Task requirements
Where a line contains the string "PRAJAPATI", copy that line.

Material provided

# # # # # # #

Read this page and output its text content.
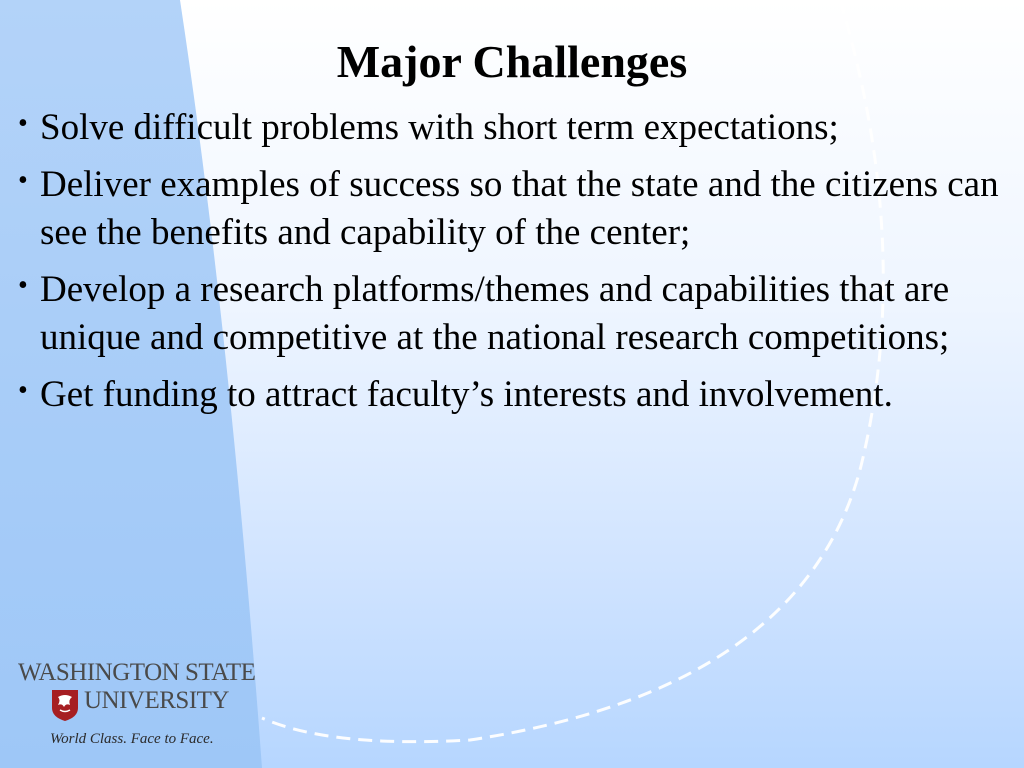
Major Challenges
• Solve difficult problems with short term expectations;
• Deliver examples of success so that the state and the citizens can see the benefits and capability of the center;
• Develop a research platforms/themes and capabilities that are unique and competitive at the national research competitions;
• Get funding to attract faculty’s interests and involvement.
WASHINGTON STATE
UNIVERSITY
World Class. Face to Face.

# # # # # # #

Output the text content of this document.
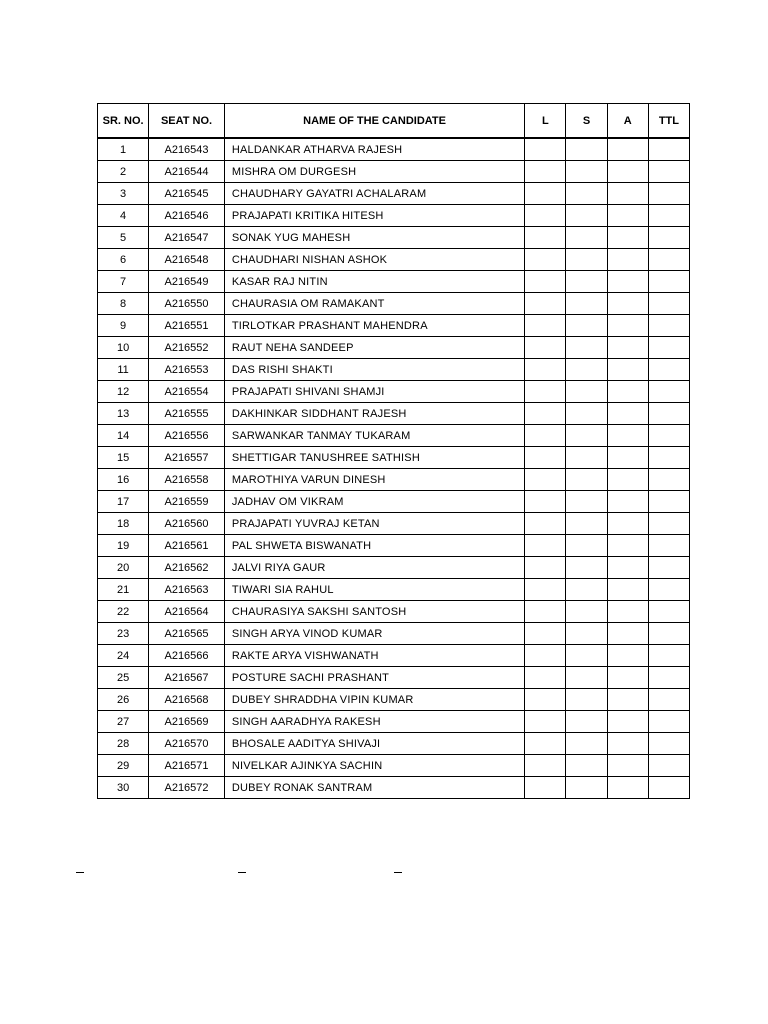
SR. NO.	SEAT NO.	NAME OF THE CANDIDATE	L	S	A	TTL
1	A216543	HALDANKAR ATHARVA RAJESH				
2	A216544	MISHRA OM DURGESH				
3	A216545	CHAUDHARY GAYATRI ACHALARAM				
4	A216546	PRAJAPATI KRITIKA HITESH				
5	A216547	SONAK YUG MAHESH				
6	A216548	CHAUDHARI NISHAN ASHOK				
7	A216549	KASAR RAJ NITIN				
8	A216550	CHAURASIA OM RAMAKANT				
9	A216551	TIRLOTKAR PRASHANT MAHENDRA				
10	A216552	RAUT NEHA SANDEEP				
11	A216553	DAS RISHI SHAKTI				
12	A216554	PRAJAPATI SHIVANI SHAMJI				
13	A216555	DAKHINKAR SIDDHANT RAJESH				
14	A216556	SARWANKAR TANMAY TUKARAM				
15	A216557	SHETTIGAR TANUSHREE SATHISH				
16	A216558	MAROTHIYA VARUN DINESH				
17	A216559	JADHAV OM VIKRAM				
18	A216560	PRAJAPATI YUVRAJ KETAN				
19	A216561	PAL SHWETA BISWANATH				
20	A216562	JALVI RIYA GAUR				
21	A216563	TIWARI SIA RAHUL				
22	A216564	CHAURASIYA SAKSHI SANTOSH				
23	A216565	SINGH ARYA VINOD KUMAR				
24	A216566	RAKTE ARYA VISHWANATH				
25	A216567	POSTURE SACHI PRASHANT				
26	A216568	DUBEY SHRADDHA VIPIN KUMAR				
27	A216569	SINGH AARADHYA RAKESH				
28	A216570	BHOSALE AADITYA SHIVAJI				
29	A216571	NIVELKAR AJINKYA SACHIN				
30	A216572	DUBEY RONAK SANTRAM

# # # # # # #

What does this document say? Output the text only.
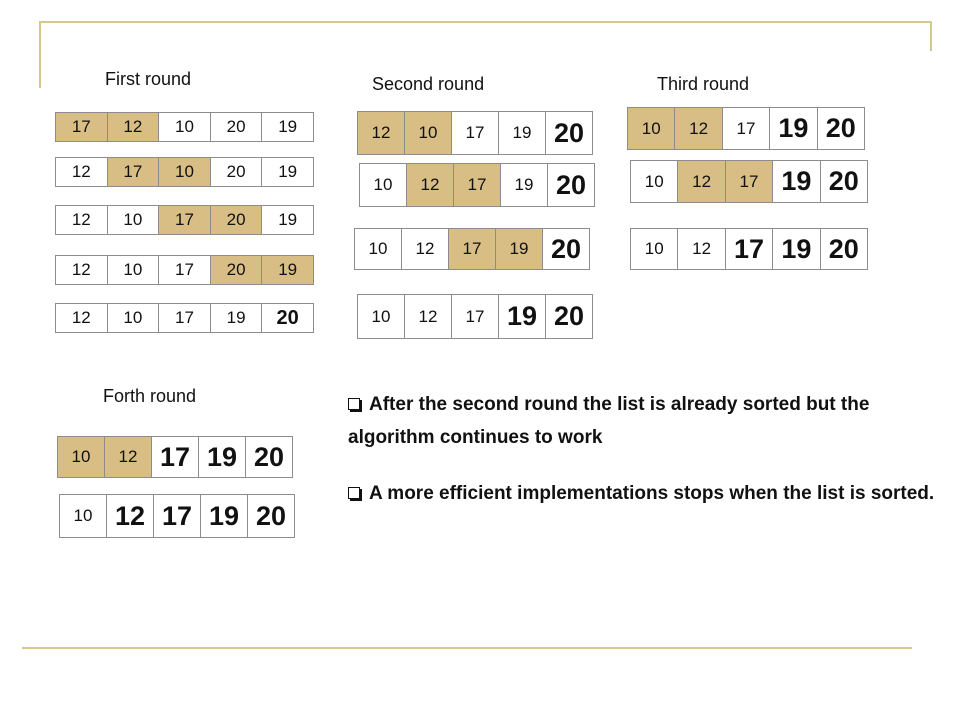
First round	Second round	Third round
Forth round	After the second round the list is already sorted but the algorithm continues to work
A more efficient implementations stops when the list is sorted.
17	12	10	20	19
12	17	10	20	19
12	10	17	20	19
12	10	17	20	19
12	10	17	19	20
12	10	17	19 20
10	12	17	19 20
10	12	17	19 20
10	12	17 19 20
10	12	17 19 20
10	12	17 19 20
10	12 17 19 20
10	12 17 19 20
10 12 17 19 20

# # # # # # #

Written reply
4	A216546	PRAJAPATI KRITIKA HITESH				
12	A216554	PRAJAPATI SHIVANI SHAMJI				
18	A216560	PRAJAPATI YUVRAJ KETAN				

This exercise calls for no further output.